Data excerpts -
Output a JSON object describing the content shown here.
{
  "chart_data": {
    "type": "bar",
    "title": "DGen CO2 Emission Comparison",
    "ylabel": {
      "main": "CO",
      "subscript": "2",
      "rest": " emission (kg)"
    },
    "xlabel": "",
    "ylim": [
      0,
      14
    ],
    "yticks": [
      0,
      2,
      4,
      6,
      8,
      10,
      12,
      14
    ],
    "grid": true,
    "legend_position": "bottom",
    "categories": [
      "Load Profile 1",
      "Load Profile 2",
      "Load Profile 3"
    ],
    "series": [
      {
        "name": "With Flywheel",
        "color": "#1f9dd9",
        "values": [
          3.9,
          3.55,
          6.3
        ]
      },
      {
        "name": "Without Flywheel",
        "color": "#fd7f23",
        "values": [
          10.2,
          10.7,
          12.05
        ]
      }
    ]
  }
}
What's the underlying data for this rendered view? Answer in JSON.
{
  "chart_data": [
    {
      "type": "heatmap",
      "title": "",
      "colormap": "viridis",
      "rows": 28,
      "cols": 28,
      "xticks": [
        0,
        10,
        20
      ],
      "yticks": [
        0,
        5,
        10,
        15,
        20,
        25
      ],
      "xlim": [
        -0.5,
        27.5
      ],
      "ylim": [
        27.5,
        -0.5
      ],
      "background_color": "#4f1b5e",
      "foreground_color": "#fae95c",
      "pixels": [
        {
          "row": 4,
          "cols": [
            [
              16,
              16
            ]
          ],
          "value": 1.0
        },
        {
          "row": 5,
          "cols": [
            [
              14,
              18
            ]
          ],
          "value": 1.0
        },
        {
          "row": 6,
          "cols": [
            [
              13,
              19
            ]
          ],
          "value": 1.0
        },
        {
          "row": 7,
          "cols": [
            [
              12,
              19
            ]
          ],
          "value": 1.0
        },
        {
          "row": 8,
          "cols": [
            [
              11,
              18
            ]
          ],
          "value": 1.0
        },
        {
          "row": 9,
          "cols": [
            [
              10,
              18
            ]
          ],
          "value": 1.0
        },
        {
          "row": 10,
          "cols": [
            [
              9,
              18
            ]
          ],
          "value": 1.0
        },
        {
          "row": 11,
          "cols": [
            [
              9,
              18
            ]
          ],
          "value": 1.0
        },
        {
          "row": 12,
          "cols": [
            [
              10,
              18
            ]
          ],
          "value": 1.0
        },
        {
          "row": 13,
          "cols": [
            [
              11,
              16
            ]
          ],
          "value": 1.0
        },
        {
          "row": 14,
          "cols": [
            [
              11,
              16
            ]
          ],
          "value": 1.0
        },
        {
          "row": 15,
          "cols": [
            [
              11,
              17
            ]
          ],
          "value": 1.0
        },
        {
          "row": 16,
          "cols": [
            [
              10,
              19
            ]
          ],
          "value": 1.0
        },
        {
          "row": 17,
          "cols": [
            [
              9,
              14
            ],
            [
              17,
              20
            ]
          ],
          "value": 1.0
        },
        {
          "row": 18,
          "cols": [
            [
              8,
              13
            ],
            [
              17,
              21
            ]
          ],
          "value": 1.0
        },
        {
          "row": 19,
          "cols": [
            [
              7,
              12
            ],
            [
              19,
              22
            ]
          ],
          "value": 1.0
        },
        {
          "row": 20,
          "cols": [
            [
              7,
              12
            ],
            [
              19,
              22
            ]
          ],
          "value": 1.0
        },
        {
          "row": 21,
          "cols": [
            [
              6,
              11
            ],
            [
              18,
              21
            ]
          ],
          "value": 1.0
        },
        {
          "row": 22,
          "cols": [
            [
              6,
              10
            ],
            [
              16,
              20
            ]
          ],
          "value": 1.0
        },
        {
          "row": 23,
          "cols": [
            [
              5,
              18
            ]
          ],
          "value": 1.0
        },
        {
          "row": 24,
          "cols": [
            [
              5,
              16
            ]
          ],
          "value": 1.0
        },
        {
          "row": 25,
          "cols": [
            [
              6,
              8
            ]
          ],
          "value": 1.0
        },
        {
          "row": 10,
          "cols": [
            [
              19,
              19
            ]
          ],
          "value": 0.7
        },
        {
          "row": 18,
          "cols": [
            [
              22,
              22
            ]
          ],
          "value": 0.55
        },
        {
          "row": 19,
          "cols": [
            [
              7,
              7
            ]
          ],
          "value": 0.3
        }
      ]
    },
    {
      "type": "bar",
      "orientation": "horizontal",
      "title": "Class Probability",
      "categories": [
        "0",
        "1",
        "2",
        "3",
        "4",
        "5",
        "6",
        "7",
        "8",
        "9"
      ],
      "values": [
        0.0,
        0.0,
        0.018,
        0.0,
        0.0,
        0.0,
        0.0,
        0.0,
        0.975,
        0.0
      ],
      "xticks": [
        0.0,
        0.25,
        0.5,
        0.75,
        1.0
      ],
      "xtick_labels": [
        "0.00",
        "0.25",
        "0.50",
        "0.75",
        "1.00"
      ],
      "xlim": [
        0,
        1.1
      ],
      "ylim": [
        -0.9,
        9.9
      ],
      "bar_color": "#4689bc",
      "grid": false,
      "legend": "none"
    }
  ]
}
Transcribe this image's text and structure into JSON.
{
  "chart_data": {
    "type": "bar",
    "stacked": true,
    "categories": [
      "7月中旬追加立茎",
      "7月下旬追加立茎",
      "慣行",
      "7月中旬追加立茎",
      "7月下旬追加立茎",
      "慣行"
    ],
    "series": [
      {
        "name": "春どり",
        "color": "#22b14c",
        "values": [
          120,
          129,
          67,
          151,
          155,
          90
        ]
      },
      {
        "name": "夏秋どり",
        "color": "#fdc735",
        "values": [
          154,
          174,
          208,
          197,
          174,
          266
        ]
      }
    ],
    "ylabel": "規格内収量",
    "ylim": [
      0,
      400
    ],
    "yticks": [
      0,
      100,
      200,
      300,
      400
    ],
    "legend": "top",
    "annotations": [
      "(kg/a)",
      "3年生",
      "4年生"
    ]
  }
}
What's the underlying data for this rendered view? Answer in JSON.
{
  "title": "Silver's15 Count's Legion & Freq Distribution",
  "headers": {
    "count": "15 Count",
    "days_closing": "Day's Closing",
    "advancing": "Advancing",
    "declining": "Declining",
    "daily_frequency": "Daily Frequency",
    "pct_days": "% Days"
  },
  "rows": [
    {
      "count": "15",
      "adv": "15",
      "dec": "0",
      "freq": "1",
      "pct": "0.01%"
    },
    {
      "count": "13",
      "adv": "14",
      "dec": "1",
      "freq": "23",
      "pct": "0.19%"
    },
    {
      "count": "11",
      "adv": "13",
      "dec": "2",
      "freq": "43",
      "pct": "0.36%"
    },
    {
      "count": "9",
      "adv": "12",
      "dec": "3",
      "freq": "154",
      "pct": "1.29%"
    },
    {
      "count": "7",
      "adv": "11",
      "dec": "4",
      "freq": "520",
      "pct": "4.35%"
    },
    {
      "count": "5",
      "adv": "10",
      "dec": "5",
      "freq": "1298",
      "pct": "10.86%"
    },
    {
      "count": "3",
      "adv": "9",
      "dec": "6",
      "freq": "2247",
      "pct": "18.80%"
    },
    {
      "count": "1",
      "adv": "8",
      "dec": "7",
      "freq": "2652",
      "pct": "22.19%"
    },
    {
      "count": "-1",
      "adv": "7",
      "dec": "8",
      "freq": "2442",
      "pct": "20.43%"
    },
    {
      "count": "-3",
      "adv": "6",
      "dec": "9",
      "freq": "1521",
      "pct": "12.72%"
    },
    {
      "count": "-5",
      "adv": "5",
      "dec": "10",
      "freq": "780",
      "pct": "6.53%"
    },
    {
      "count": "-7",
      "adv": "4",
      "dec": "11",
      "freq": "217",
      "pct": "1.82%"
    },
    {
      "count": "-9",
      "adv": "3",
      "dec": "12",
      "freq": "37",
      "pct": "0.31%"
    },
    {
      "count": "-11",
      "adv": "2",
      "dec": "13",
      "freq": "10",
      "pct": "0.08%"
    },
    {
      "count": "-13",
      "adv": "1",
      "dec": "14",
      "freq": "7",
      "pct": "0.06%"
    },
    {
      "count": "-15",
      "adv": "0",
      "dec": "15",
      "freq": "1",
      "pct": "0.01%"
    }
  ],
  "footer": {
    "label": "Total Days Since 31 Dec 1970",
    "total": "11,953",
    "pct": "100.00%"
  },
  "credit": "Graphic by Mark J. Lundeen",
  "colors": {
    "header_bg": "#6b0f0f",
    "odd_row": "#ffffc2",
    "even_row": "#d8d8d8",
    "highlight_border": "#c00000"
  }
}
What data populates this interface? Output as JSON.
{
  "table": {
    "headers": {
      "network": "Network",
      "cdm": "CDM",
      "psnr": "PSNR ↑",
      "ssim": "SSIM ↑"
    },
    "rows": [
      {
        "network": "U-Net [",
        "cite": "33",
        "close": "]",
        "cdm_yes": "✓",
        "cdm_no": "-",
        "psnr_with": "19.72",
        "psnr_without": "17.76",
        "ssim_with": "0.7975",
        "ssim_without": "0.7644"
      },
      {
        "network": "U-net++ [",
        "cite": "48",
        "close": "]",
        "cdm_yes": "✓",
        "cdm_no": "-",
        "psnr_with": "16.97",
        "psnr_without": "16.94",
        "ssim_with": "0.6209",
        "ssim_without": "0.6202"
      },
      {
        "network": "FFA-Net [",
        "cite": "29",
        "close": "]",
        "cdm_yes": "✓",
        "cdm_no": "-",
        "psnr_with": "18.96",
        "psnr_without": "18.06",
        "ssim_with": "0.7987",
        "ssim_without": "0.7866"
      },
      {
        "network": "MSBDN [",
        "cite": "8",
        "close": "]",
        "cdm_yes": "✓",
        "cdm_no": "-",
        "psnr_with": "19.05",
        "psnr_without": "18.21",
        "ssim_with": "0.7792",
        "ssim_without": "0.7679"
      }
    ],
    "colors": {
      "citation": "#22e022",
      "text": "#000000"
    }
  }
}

Short task - Counting only lines of the data above that hold "this", report the total and nothing else.

Solution - 4